The problem —
Return every line of the listing below unchanged and in order, leaving out the pictures.

Available data —

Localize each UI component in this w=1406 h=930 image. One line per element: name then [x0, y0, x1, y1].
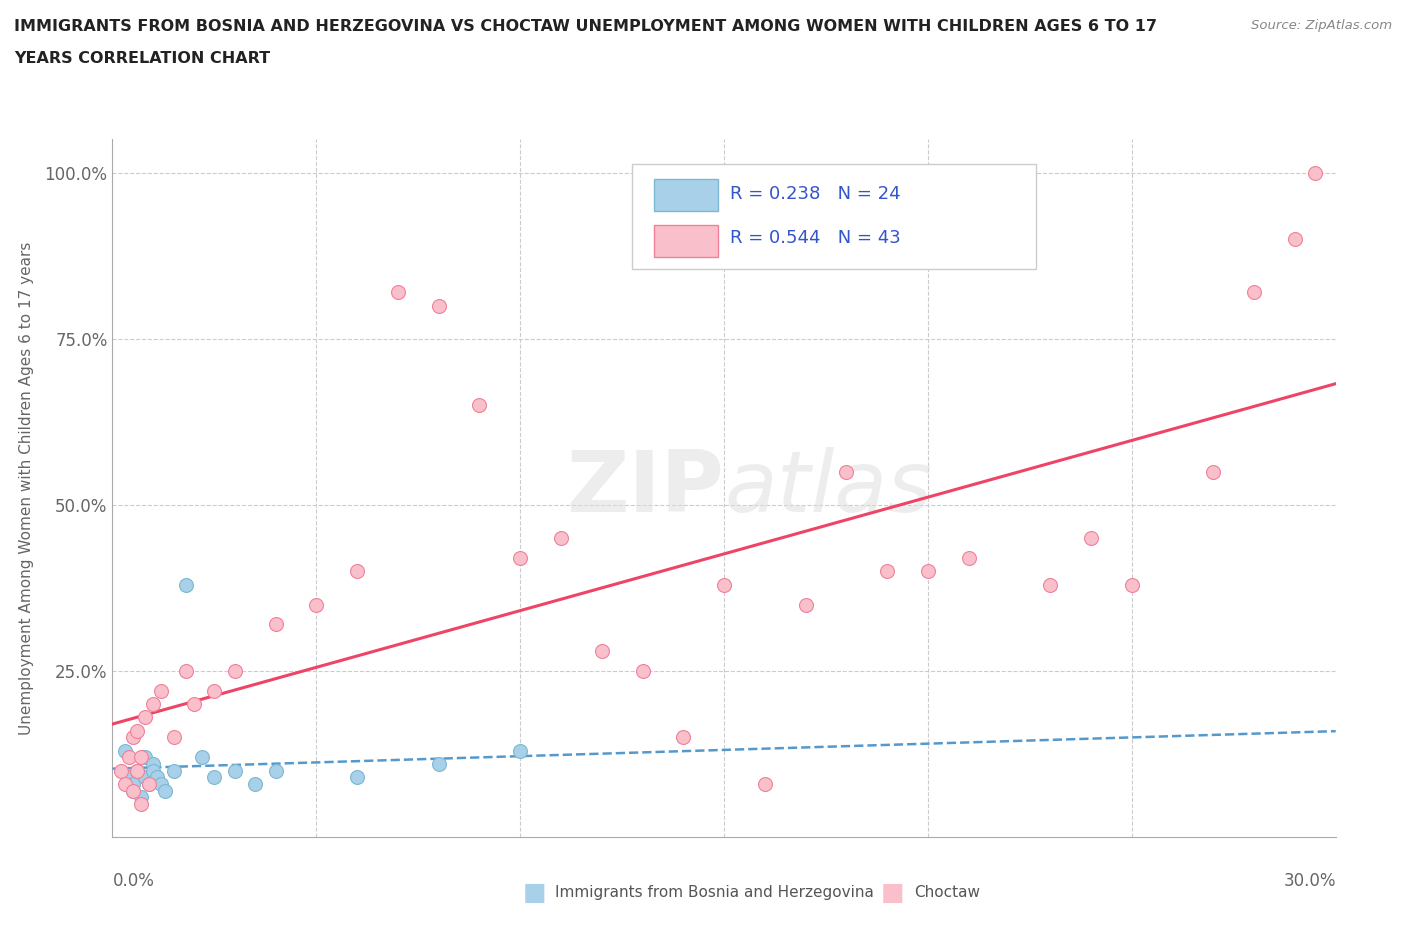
Text: R = 0.238   N = 24: R = 0.238 N = 24: [730, 185, 901, 203]
Point: [134, 710, 156, 724]
Point: [150, 777, 173, 791]
Point: [129, 790, 152, 804]
Point: [134, 770, 156, 785]
Point: [138, 777, 160, 791]
Point: [264, 617, 287, 631]
Point: [114, 743, 136, 758]
Point: [125, 764, 148, 778]
Point: [125, 764, 148, 778]
Point: [134, 750, 156, 764]
Point: [163, 730, 186, 745]
Point: [122, 783, 145, 798]
Point: [468, 398, 491, 413]
Point: [191, 750, 214, 764]
FancyBboxPatch shape: [654, 225, 718, 257]
Point: [142, 764, 165, 778]
Point: [509, 551, 531, 565]
Point: [142, 756, 165, 771]
Point: [138, 777, 160, 791]
Point: [110, 764, 132, 778]
Text: atlas: atlas: [724, 446, 932, 530]
Point: [224, 764, 246, 778]
Point: [346, 564, 368, 578]
Point: [264, 764, 287, 778]
Point: [509, 743, 531, 758]
Point: [427, 756, 450, 771]
Point: [1243, 285, 1265, 299]
Point: [122, 783, 145, 798]
Point: [129, 796, 152, 811]
Text: ■: ■: [523, 881, 546, 905]
Text: Source: ZipAtlas.com: Source: ZipAtlas.com: [1251, 19, 1392, 32]
Text: IMMIGRANTS FROM BOSNIA AND HERZEGOVINA VS CHOCTAW UNEMPLOYMENT AMONG WOMEN WITH : IMMIGRANTS FROM BOSNIA AND HERZEGOVINA V…: [14, 19, 1157, 33]
Point: [150, 684, 173, 698]
Point: [876, 564, 898, 578]
Point: [427, 299, 450, 313]
Text: ■: ■: [882, 881, 904, 905]
Point: [125, 724, 148, 738]
Point: [957, 551, 980, 565]
Point: [245, 777, 267, 791]
Point: [204, 684, 226, 698]
Point: [713, 578, 735, 592]
Text: ZIP: ZIP: [567, 446, 724, 530]
Point: [835, 464, 858, 479]
Point: [142, 697, 165, 711]
Point: [754, 777, 776, 791]
Point: [163, 764, 186, 778]
Text: Immigrants from Bosnia and Herzegovina: Immigrants from Bosnia and Herzegovina: [555, 885, 875, 900]
Text: Choctaw: Choctaw: [914, 885, 980, 900]
Point: [1080, 531, 1102, 546]
Point: [631, 663, 654, 678]
Y-axis label: Unemployment Among Women with Children Ages 6 to 17 years: Unemployment Among Women with Children A…: [18, 242, 34, 735]
Point: [794, 597, 817, 612]
Point: [1039, 578, 1062, 592]
Point: [146, 770, 169, 785]
Point: [346, 770, 368, 785]
Point: [1121, 578, 1143, 592]
Point: [1284, 232, 1306, 246]
Point: [118, 750, 141, 764]
Point: [174, 578, 197, 592]
Point: [672, 730, 695, 745]
Text: YEARS CORRELATION CHART: YEARS CORRELATION CHART: [14, 51, 270, 66]
Point: [387, 285, 409, 299]
Text: 0.0%: 0.0%: [112, 872, 155, 890]
Point: [118, 770, 141, 785]
Point: [114, 777, 136, 791]
Point: [224, 663, 246, 678]
Point: [550, 531, 572, 546]
Point: [591, 644, 613, 658]
Point: [129, 750, 152, 764]
Point: [1305, 166, 1327, 180]
Point: [1202, 464, 1225, 479]
FancyBboxPatch shape: [633, 164, 1036, 269]
FancyBboxPatch shape: [654, 179, 718, 211]
Text: R = 0.544   N = 43: R = 0.544 N = 43: [730, 229, 901, 246]
Point: [122, 730, 145, 745]
Text: 30.0%: 30.0%: [1284, 872, 1336, 890]
Point: [183, 697, 205, 711]
Point: [204, 770, 226, 785]
Point: [305, 597, 328, 612]
Point: [917, 564, 939, 578]
Point: [174, 663, 197, 678]
Point: [155, 783, 177, 798]
Point: [122, 777, 145, 791]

The solution —
Localize each UI component in this w=1406 h=930 image. One line per element: name then [x0, y0, x1, y1].
Text: R = 0.238   N = 24: R = 0.238 N = 24: [730, 185, 901, 203]
Point: [134, 710, 156, 724]
Point: [150, 777, 173, 791]
Point: [129, 790, 152, 804]
Point: [134, 770, 156, 785]
Point: [138, 777, 160, 791]
Point: [264, 617, 287, 631]
Point: [114, 743, 136, 758]
Point: [125, 764, 148, 778]
Point: [125, 764, 148, 778]
Point: [134, 750, 156, 764]
Point: [163, 730, 186, 745]
Point: [122, 783, 145, 798]
Point: [468, 398, 491, 413]
Point: [191, 750, 214, 764]
FancyBboxPatch shape: [654, 225, 718, 257]
Point: [142, 764, 165, 778]
Point: [509, 551, 531, 565]
Point: [142, 756, 165, 771]
Point: [138, 777, 160, 791]
Point: [110, 764, 132, 778]
Text: atlas: atlas: [724, 446, 932, 530]
Point: [224, 764, 246, 778]
Point: [346, 564, 368, 578]
Point: [264, 764, 287, 778]
Point: [509, 743, 531, 758]
Point: [427, 756, 450, 771]
Point: [1243, 285, 1265, 299]
Point: [122, 783, 145, 798]
Point: [129, 796, 152, 811]
Text: ■: ■: [523, 881, 546, 905]
Text: Source: ZipAtlas.com: Source: ZipAtlas.com: [1251, 19, 1392, 32]
Text: IMMIGRANTS FROM BOSNIA AND HERZEGOVINA VS CHOCTAW UNEMPLOYMENT AMONG WOMEN WITH : IMMIGRANTS FROM BOSNIA AND HERZEGOVINA V…: [14, 19, 1157, 33]
Point: [150, 684, 173, 698]
Point: [876, 564, 898, 578]
Point: [427, 299, 450, 313]
Text: ■: ■: [882, 881, 904, 905]
Point: [125, 724, 148, 738]
Point: [957, 551, 980, 565]
Point: [245, 777, 267, 791]
Point: [204, 684, 226, 698]
Point: [713, 578, 735, 592]
Text: ZIP: ZIP: [567, 446, 724, 530]
Point: [835, 464, 858, 479]
Point: [142, 697, 165, 711]
Point: [754, 777, 776, 791]
Point: [163, 764, 186, 778]
Text: Immigrants from Bosnia and Herzegovina: Immigrants from Bosnia and Herzegovina: [555, 885, 875, 900]
Text: Choctaw: Choctaw: [914, 885, 980, 900]
Point: [1080, 531, 1102, 546]
Point: [631, 663, 654, 678]
Y-axis label: Unemployment Among Women with Children Ages 6 to 17 years: Unemployment Among Women with Children A…: [18, 242, 34, 735]
Point: [794, 597, 817, 612]
Point: [1039, 578, 1062, 592]
Point: [146, 770, 169, 785]
Point: [346, 770, 368, 785]
Point: [1121, 578, 1143, 592]
Point: [1284, 232, 1306, 246]
Point: [118, 750, 141, 764]
Point: [174, 578, 197, 592]
Point: [672, 730, 695, 745]
Text: YEARS CORRELATION CHART: YEARS CORRELATION CHART: [14, 51, 270, 66]
Point: [387, 285, 409, 299]
Text: 0.0%: 0.0%: [112, 872, 155, 890]
Point: [118, 770, 141, 785]
Point: [114, 777, 136, 791]
Point: [224, 663, 246, 678]
Point: [550, 531, 572, 546]
Point: [591, 644, 613, 658]
Point: [129, 750, 152, 764]
Point: [1305, 166, 1327, 180]
Point: [1202, 464, 1225, 479]
FancyBboxPatch shape: [633, 164, 1036, 269]
FancyBboxPatch shape: [654, 179, 718, 211]
Text: R = 0.544   N = 43: R = 0.544 N = 43: [730, 229, 901, 246]
Point: [122, 730, 145, 745]
Text: 30.0%: 30.0%: [1284, 872, 1336, 890]
Point: [183, 697, 205, 711]
Point: [204, 770, 226, 785]
Point: [305, 597, 328, 612]
Point: [917, 564, 939, 578]
Point: [174, 663, 197, 678]
Point: [155, 783, 177, 798]
Point: [122, 777, 145, 791]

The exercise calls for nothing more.